(Stored items from a collection)

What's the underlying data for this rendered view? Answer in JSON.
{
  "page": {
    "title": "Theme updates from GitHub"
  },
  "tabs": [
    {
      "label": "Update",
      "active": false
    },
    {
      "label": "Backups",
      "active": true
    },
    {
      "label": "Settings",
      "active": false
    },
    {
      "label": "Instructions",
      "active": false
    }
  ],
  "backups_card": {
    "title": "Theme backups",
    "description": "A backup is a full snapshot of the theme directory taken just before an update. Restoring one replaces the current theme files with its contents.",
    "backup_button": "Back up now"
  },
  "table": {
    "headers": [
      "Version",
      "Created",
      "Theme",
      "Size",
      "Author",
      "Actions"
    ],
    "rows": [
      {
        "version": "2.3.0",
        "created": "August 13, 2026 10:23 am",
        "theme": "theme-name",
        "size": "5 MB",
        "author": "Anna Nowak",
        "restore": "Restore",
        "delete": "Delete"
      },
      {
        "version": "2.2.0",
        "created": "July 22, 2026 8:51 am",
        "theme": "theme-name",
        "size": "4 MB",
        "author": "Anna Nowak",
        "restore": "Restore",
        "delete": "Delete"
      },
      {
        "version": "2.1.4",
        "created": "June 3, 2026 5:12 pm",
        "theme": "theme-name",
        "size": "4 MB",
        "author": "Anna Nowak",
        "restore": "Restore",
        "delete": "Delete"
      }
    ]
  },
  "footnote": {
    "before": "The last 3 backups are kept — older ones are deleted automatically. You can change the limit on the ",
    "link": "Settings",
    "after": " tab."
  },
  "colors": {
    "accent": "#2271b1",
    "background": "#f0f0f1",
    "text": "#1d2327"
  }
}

_Aim of the task_: Return all the data above once more, precisely as given.

_Finished exercise_:
What's the underlying data for this rendered view? Answer in JSON.
{
  "page": {
    "title": "Theme updates from GitHub"
  },
  "tabs": [
    {
      "label": "Update",
      "active": false
    },
    {
      "label": "Backups",
      "active": true
    },
    {
      "label": "Settings",
      "active": false
    },
    {
      "label": "Instructions",
      "active": false
    }
  ],
  "backups_card": {
    "title": "Theme backups",
    "description": "A backup is a full snapshot of the theme directory taken just before an update. Restoring one replaces the current theme files with its contents.",
    "backup_button": "Back up now"
  },
  "table": {
    "headers": [
      "Version",
      "Created",
      "Theme",
      "Size",
      "Author",
      "Actions"
    ],
    "rows": [
      {
        "version": "2.3.0",
        "created": "August 13, 2026 10:23 am",
        "theme": "theme-name",
        "size": "5 MB",
        "author": "Anna Nowak",
        "restore": "Restore",
        "delete": "Delete"
      },
      {
        "version": "2.2.0",
        "created": "July 22, 2026 8:51 am",
        "theme": "theme-name",
        "size": "4 MB",
        "author": "Anna Nowak",
        "restore": "Restore",
        "delete": "Delete"
      },
      {
        "version": "2.1.4",
        "created": "June 3, 2026 5:12 pm",
        "theme": "theme-name",
        "size": "4 MB",
        "author": "Anna Nowak",
        "restore": "Restore",
        "delete": "Delete"
      }
    ]
  },
  "footnote": {
    "before": "The last 3 backups are kept — older ones are deleted automatically. You can change the limit on the ",
    "link": "Settings",
    "after": " tab."
  },
  "colors": {
    "accent": "#2271b1",
    "background": "#f0f0f1",
    "text": "#1d2327"
  }
}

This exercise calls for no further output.